§ Exercise description
Your task is to repeat the listing exactly.

§ Material for this exercise
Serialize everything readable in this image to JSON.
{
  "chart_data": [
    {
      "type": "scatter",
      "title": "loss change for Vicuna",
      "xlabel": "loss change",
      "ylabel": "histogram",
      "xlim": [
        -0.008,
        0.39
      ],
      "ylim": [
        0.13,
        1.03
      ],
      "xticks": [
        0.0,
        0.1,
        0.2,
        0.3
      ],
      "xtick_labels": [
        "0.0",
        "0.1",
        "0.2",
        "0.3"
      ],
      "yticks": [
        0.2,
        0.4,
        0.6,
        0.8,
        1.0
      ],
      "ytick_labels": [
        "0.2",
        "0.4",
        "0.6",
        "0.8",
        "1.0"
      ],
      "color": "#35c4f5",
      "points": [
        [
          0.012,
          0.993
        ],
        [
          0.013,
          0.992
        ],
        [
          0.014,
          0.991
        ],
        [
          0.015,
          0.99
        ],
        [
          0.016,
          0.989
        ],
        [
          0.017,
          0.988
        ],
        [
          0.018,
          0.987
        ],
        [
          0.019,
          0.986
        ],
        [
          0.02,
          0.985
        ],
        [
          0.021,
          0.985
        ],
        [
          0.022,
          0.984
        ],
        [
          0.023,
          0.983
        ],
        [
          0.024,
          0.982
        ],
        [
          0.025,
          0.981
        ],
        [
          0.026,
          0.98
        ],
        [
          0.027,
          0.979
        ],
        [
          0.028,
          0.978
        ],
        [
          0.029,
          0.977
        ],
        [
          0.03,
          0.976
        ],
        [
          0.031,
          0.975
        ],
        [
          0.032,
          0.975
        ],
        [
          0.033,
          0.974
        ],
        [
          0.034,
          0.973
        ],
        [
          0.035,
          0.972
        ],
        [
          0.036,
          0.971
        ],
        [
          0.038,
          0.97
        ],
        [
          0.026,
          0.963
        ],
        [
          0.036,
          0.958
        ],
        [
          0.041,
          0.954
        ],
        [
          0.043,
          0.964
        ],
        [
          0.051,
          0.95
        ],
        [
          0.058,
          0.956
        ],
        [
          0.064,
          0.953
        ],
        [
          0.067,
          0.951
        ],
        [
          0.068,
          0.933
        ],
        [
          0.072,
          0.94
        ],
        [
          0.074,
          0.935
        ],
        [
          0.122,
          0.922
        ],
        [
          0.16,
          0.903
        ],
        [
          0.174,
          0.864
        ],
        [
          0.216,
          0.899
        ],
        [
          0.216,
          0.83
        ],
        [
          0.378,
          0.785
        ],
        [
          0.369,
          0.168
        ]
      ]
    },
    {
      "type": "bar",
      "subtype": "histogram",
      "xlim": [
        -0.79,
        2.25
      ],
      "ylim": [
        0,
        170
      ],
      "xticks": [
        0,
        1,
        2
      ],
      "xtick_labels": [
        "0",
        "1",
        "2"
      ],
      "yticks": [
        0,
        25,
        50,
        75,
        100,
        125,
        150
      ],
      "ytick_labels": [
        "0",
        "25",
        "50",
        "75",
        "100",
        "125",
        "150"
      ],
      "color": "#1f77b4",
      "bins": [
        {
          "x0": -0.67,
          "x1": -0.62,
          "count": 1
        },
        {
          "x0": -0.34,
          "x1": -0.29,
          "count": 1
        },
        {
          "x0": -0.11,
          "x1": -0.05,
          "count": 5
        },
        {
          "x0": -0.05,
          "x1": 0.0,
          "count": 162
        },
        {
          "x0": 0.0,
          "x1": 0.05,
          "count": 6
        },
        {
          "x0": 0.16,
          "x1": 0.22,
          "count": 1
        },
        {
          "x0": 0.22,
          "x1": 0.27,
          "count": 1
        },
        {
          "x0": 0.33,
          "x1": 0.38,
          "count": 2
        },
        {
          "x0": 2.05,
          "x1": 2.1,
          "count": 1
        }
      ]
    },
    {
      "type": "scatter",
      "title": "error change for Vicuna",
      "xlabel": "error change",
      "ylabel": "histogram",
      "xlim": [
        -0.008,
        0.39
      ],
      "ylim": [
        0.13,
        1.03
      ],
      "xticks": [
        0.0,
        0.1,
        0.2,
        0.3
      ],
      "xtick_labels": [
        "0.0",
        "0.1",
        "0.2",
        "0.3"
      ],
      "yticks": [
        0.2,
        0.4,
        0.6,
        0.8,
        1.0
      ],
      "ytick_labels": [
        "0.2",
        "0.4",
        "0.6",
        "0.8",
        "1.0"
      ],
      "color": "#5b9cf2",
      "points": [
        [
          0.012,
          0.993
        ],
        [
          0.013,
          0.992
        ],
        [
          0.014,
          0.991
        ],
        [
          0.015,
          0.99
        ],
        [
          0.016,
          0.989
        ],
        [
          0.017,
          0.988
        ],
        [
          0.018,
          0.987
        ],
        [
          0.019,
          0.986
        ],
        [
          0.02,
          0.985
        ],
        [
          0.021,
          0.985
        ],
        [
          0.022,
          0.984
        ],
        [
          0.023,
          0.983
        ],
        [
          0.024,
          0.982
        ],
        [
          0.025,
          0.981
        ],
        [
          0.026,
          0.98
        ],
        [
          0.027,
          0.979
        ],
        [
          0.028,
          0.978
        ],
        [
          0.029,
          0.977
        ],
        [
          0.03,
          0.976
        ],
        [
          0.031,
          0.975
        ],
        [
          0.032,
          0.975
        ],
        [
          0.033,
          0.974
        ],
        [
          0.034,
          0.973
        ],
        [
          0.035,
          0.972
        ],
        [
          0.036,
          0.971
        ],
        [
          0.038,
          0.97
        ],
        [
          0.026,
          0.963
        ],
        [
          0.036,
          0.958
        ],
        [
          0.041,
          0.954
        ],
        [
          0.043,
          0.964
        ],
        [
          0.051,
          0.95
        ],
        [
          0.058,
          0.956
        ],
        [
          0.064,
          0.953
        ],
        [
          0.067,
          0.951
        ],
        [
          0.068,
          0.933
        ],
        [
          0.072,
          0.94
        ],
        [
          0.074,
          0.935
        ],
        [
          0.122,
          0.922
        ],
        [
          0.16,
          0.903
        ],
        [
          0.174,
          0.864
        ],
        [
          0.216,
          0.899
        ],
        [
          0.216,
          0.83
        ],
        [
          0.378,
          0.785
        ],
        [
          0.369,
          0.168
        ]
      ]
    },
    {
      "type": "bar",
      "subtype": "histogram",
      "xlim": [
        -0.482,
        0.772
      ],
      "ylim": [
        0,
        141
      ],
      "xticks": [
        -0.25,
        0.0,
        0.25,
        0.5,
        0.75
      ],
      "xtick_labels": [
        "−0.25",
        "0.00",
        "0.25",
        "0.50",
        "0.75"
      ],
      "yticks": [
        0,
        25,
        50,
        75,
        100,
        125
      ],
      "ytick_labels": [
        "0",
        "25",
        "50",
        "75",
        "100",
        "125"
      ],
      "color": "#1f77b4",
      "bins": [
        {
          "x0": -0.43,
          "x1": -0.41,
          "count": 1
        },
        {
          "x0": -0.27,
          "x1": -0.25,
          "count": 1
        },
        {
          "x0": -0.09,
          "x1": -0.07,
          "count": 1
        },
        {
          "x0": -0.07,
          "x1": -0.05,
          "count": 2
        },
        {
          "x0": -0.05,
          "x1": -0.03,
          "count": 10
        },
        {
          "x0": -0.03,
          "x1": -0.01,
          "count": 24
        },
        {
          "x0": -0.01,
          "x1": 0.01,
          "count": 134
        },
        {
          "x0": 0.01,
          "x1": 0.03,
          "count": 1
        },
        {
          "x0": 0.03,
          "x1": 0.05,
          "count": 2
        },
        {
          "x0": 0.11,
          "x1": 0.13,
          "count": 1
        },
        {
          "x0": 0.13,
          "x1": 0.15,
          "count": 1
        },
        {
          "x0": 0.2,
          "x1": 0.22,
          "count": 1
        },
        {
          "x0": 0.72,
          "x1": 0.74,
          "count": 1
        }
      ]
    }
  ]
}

§ Finished exercise
Serialize everything readable in this image to JSON.
{
  "chart_data": [
    {
      "type": "scatter",
      "title": "loss change for Vicuna",
      "xlabel": "loss change",
      "ylabel": "histogram",
      "xlim": [
        -0.008,
        0.39
      ],
      "ylim": [
        0.13,
        1.03
      ],
      "xticks": [
        0.0,
        0.1,
        0.2,
        0.3
      ],
      "xtick_labels": [
        "0.0",
        "0.1",
        "0.2",
        "0.3"
      ],
      "yticks": [
        0.2,
        0.4,
        0.6,
        0.8,
        1.0
      ],
      "ytick_labels": [
        "0.2",
        "0.4",
        "0.6",
        "0.8",
        "1.0"
      ],
      "color": "#35c4f5",
      "points": [
        [
          0.012,
          0.993
        ],
        [
          0.013,
          0.992
        ],
        [
          0.014,
          0.991
        ],
        [
          0.015,
          0.99
        ],
        [
          0.016,
          0.989
        ],
        [
          0.017,
          0.988
        ],
        [
          0.018,
          0.987
        ],
        [
          0.019,
          0.986
        ],
        [
          0.02,
          0.985
        ],
        [
          0.021,
          0.985
        ],
        [
          0.022,
          0.984
        ],
        [
          0.023,
          0.983
        ],
        [
          0.024,
          0.982
        ],
        [
          0.025,
          0.981
        ],
        [
          0.026,
          0.98
        ],
        [
          0.027,
          0.979
        ],
        [
          0.028,
          0.978
        ],
        [
          0.029,
          0.977
        ],
        [
          0.03,
          0.976
        ],
        [
          0.031,
          0.975
        ],
        [
          0.032,
          0.975
        ],
        [
          0.033,
          0.974
        ],
        [
          0.034,
          0.973
        ],
        [
          0.035,
          0.972
        ],
        [
          0.036,
          0.971
        ],
        [
          0.038,
          0.97
        ],
        [
          0.026,
          0.963
        ],
        [
          0.036,
          0.958
        ],
        [
          0.041,
          0.954
        ],
        [
          0.043,
          0.964
        ],
        [
          0.051,
          0.95
        ],
        [
          0.058,
          0.956
        ],
        [
          0.064,
          0.953
        ],
        [
          0.067,
          0.951
        ],
        [
          0.068,
          0.933
        ],
        [
          0.072,
          0.94
        ],
        [
          0.074,
          0.935
        ],
        [
          0.122,
          0.922
        ],
        [
          0.16,
          0.903
        ],
        [
          0.174,
          0.864
        ],
        [
          0.216,
          0.899
        ],
        [
          0.216,
          0.83
        ],
        [
          0.378,
          0.785
        ],
        [
          0.369,
          0.168
        ]
      ]
    },
    {
      "type": "bar",
      "subtype": "histogram",
      "xlim": [
        -0.79,
        2.25
      ],
      "ylim": [
        0,
        170
      ],
      "xticks": [
        0,
        1,
        2
      ],
      "xtick_labels": [
        "0",
        "1",
        "2"
      ],
      "yticks": [
        0,
        25,
        50,
        75,
        100,
        125,
        150
      ],
      "ytick_labels": [
        "0",
        "25",
        "50",
        "75",
        "100",
        "125",
        "150"
      ],
      "color": "#1f77b4",
      "bins": [
        {
          "x0": -0.67,
          "x1": -0.62,
          "count": 1
        },
        {
          "x0": -0.34,
          "x1": -0.29,
          "count": 1
        },
        {
          "x0": -0.11,
          "x1": -0.05,
          "count": 5
        },
        {
          "x0": -0.05,
          "x1": 0.0,
          "count": 162
        },
        {
          "x0": 0.0,
          "x1": 0.05,
          "count": 6
        },
        {
          "x0": 0.16,
          "x1": 0.22,
          "count": 1
        },
        {
          "x0": 0.22,
          "x1": 0.27,
          "count": 1
        },
        {
          "x0": 0.33,
          "x1": 0.38,
          "count": 2
        },
        {
          "x0": 2.05,
          "x1": 2.1,
          "count": 1
        }
      ]
    },
    {
      "type": "scatter",
      "title": "error change for Vicuna",
      "xlabel": "error change",
      "ylabel": "histogram",
      "xlim": [
        -0.008,
        0.39
      ],
      "ylim": [
        0.13,
        1.03
      ],
      "xticks": [
        0.0,
        0.1,
        0.2,
        0.3
      ],
      "xtick_labels": [
        "0.0",
        "0.1",
        "0.2",
        "0.3"
      ],
      "yticks": [
        0.2,
        0.4,
        0.6,
        0.8,
        1.0
      ],
      "ytick_labels": [
        "0.2",
        "0.4",
        "0.6",
        "0.8",
        "1.0"
      ],
      "color": "#5b9cf2",
      "points": [
        [
          0.012,
          0.993
        ],
        [
          0.013,
          0.992
        ],
        [
          0.014,
          0.991
        ],
        [
          0.015,
          0.99
        ],
        [
          0.016,
          0.989
        ],
        [
          0.017,
          0.988
        ],
        [
          0.018,
          0.987
        ],
        [
          0.019,
          0.986
        ],
        [
          0.02,
          0.985
        ],
        [
          0.021,
          0.985
        ],
        [
          0.022,
          0.984
        ],
        [
          0.023,
          0.983
        ],
        [
          0.024,
          0.982
        ],
        [
          0.025,
          0.981
        ],
        [
          0.026,
          0.98
        ],
        [
          0.027,
          0.979
        ],
        [
          0.028,
          0.978
        ],
        [
          0.029,
          0.977
        ],
        [
          0.03,
          0.976
        ],
        [
          0.031,
          0.975
        ],
        [
          0.032,
          0.975
        ],
        [
          0.033,
          0.974
        ],
        [
          0.034,
          0.973
        ],
        [
          0.035,
          0.972
        ],
        [
          0.036,
          0.971
        ],
        [
          0.038,
          0.97
        ],
        [
          0.026,
          0.963
        ],
        [
          0.036,
          0.958
        ],
        [
          0.041,
          0.954
        ],
        [
          0.043,
          0.964
        ],
        [
          0.051,
          0.95
        ],
        [
          0.058,
          0.956
        ],
        [
          0.064,
          0.953
        ],
        [
          0.067,
          0.951
        ],
        [
          0.068,
          0.933
        ],
        [
          0.072,
          0.94
        ],
        [
          0.074,
          0.935
        ],
        [
          0.122,
          0.922
        ],
        [
          0.16,
          0.903
        ],
        [
          0.174,
          0.864
        ],
        [
          0.216,
          0.899
        ],
        [
          0.216,
          0.83
        ],
        [
          0.378,
          0.785
        ],
        [
          0.369,
          0.168
        ]
      ]
    },
    {
      "type": "bar",
      "subtype": "histogram",
      "xlim": [
        -0.482,
        0.772
      ],
      "ylim": [
        0,
        141
      ],
      "xticks": [
        -0.25,
        0.0,
        0.25,
        0.5,
        0.75
      ],
      "xtick_labels": [
        "−0.25",
        "0.00",
        "0.25",
        "0.50",
        "0.75"
      ],
      "yticks": [
        0,
        25,
        50,
        75,
        100,
        125
      ],
      "ytick_labels": [
        "0",
        "25",
        "50",
        "75",
        "100",
        "125"
      ],
      "color": "#1f77b4",
      "bins": [
        {
          "x0": -0.43,
          "x1": -0.41,
          "count": 1
        },
        {
          "x0": -0.27,
          "x1": -0.25,
          "count": 1
        },
        {
          "x0": -0.09,
          "x1": -0.07,
          "count": 1
        },
        {
          "x0": -0.07,
          "x1": -0.05,
          "count": 2
        },
        {
          "x0": -0.05,
          "x1": -0.03,
          "count": 10
        },
        {
          "x0": -0.03,
          "x1": -0.01,
          "count": 24
        },
        {
          "x0": -0.01,
          "x1": 0.01,
          "count": 134
        },
        {
          "x0": 0.01,
          "x1": 0.03,
          "count": 1
        },
        {
          "x0": 0.03,
          "x1": 0.05,
          "count": 2
        },
        {
          "x0": 0.11,
          "x1": 0.13,
          "count": 1
        },
        {
          "x0": 0.13,
          "x1": 0.15,
          "count": 1
        },
        {
          "x0": 0.2,
          "x1": 0.22,
          "count": 1
        },
        {
          "x0": 0.72,
          "x1": 0.74,
          "count": 1
        }
      ]
    }
  ]
}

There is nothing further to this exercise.